### Provided material:
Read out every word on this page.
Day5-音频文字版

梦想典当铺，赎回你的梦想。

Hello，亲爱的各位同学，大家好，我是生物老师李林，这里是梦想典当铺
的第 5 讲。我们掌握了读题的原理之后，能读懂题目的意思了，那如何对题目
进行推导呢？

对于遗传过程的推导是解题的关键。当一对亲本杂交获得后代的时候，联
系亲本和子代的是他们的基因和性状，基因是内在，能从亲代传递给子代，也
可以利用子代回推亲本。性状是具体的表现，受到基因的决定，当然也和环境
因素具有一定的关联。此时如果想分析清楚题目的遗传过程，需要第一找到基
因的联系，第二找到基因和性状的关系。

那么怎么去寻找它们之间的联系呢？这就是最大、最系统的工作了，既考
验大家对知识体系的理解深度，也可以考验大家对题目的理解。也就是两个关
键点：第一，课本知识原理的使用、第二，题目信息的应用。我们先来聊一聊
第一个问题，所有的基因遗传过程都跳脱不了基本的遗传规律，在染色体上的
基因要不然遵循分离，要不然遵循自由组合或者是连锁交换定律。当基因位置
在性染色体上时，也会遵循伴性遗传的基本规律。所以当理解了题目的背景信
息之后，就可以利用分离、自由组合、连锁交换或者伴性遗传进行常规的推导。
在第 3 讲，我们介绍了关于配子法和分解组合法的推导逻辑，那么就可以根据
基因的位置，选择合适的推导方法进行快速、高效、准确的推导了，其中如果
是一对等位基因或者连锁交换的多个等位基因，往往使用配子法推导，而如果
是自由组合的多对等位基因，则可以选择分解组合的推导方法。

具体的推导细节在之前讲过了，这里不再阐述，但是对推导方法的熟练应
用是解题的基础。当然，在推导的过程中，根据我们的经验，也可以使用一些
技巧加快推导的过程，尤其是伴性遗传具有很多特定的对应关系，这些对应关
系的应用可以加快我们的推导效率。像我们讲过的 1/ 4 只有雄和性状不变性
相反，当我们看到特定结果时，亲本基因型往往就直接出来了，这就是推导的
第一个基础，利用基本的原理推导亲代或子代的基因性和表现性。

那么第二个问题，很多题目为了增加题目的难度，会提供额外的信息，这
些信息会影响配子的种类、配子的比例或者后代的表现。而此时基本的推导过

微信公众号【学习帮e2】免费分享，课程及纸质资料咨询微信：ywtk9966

...

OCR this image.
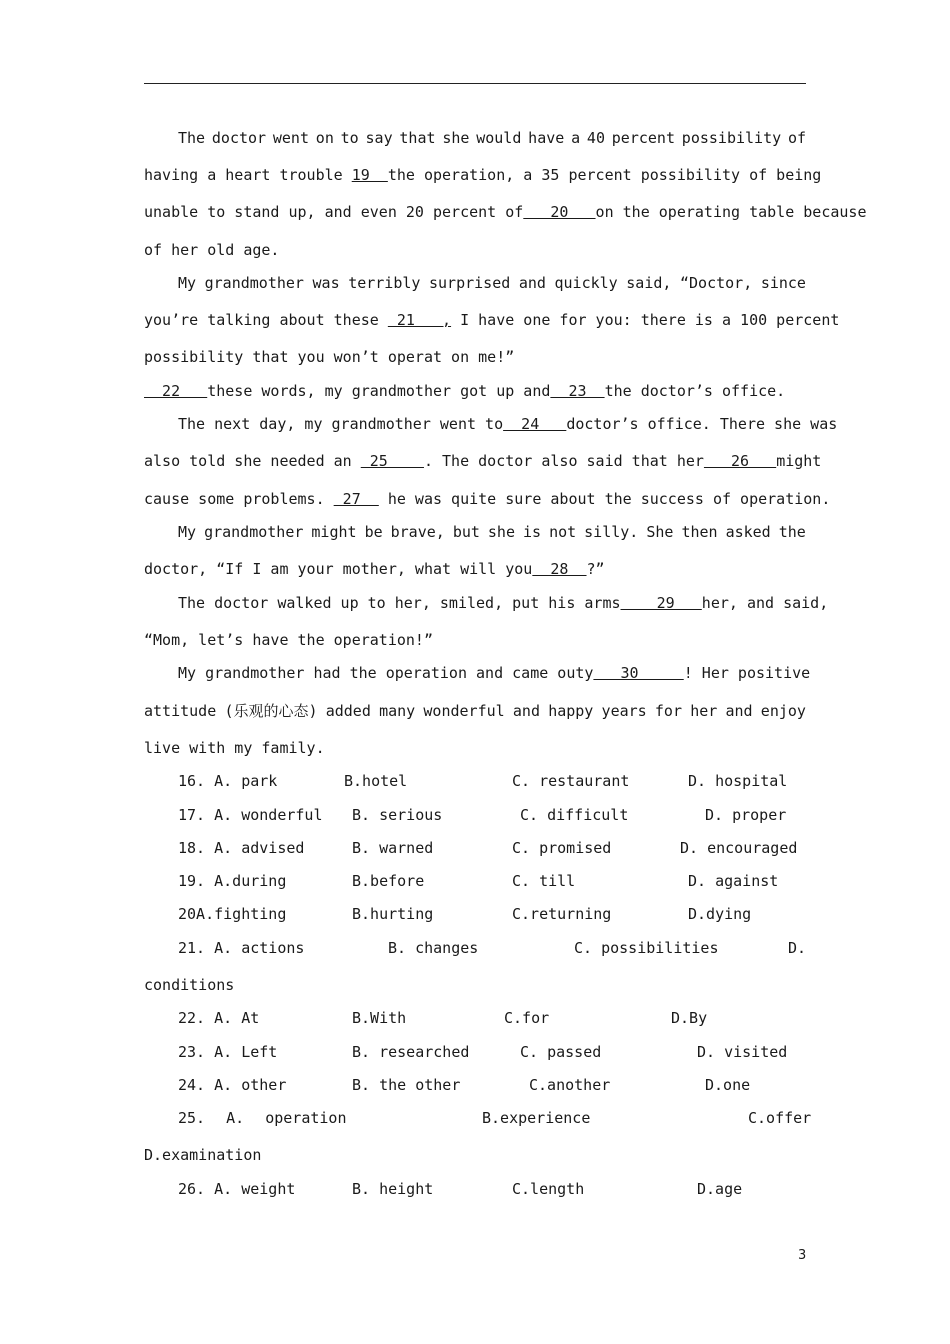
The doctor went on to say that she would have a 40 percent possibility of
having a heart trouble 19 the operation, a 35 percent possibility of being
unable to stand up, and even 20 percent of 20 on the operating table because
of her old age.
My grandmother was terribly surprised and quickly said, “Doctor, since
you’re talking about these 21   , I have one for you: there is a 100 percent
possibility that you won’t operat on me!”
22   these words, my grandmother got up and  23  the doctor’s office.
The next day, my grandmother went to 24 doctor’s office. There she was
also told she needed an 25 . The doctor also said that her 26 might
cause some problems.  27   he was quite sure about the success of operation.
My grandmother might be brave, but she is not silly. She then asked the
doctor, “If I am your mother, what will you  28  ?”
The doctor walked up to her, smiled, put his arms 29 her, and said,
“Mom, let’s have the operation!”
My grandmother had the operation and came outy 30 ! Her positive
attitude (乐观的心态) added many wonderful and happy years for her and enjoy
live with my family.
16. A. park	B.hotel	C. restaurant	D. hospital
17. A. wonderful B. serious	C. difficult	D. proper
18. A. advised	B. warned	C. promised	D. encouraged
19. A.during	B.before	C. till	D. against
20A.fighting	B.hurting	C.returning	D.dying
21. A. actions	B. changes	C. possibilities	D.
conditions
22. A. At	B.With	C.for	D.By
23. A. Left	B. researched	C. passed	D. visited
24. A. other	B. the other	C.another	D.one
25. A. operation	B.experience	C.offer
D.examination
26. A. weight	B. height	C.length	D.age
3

==

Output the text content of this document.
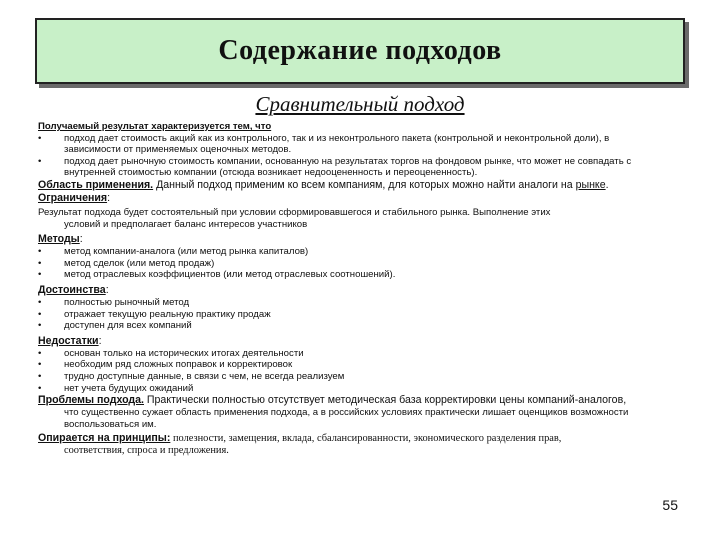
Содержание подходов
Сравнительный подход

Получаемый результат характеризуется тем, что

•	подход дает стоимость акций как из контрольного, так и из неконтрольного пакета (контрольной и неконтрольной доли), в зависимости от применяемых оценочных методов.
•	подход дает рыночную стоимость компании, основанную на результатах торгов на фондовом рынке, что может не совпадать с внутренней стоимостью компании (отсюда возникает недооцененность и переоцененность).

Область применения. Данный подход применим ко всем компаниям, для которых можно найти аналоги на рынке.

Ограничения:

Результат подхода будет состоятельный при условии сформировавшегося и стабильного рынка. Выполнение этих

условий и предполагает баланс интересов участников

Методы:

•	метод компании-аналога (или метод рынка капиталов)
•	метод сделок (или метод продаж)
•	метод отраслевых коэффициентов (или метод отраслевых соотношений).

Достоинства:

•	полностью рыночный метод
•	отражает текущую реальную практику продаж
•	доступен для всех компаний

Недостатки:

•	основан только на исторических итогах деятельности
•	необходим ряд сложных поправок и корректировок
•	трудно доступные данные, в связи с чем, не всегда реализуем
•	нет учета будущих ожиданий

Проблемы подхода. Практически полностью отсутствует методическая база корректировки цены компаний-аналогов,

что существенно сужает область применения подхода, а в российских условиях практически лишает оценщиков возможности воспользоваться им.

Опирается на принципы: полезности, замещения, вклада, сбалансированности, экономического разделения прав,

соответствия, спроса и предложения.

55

### Your task:
Scan the material above. Copy each line that holds the word "компании".

### Answer to the exercise:
•	подход дает рыночную стоимость компании, основанную на результатах торгов на фондовом рынке, что может не совпадать с внутренней стоимостью компании (отсюда возникает недооцененность и переоцененность).
•	метод компании-аналога (или метод рынка капиталов)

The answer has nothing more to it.